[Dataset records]
####################

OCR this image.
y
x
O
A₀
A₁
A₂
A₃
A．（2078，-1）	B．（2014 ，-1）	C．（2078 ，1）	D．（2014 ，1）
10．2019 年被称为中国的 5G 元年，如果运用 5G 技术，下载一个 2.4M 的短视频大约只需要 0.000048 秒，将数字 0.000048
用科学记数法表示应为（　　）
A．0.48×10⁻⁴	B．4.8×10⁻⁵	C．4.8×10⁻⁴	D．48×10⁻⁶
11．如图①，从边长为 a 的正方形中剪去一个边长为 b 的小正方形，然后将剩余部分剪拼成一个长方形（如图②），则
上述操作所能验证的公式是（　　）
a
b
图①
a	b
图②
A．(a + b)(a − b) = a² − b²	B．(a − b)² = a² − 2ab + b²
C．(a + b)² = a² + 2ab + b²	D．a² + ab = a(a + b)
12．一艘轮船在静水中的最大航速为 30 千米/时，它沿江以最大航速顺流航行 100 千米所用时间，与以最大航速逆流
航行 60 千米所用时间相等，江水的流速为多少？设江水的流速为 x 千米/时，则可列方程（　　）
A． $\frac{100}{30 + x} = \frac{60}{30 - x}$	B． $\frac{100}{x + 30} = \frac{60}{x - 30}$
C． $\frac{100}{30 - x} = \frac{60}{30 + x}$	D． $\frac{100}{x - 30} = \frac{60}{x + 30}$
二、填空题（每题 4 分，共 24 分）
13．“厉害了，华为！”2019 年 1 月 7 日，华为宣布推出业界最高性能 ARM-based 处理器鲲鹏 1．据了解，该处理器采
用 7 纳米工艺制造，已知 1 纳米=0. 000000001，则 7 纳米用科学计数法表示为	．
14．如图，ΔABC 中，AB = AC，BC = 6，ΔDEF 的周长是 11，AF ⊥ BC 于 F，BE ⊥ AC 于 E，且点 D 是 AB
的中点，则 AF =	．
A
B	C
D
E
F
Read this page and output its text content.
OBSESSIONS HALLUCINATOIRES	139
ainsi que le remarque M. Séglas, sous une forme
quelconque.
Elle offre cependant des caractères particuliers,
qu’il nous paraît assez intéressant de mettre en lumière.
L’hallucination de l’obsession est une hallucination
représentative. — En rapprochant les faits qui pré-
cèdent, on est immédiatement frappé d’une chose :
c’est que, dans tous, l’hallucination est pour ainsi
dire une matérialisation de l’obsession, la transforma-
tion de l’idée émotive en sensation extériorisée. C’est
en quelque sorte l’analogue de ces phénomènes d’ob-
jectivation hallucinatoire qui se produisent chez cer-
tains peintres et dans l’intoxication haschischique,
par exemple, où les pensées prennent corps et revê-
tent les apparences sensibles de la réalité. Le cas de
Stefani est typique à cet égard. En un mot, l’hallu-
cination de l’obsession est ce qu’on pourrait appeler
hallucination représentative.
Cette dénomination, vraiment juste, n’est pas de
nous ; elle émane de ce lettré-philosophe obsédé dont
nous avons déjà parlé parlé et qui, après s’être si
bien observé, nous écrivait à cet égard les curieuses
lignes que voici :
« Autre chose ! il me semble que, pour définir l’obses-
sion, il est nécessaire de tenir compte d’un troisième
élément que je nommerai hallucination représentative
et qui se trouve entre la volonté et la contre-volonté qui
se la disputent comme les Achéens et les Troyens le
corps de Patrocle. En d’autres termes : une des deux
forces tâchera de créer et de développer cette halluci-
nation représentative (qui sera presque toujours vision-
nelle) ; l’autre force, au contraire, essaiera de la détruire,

####################

_DIRECTIONS FOR THIS TASK_
Copy out all lines from the material above that contain the string "frac".

_RESULT OF THIS EXERCISE_
A． $\frac{100}{30 + x} = \frac{60}{30 - x}$	B． $\frac{100}{x + 30} = \frac{60}{x - 30}$
C． $\frac{100}{30 - x} = \frac{60}{30 + x}$	D． $\frac{100}{x - 30} = \frac{60}{x + 30}$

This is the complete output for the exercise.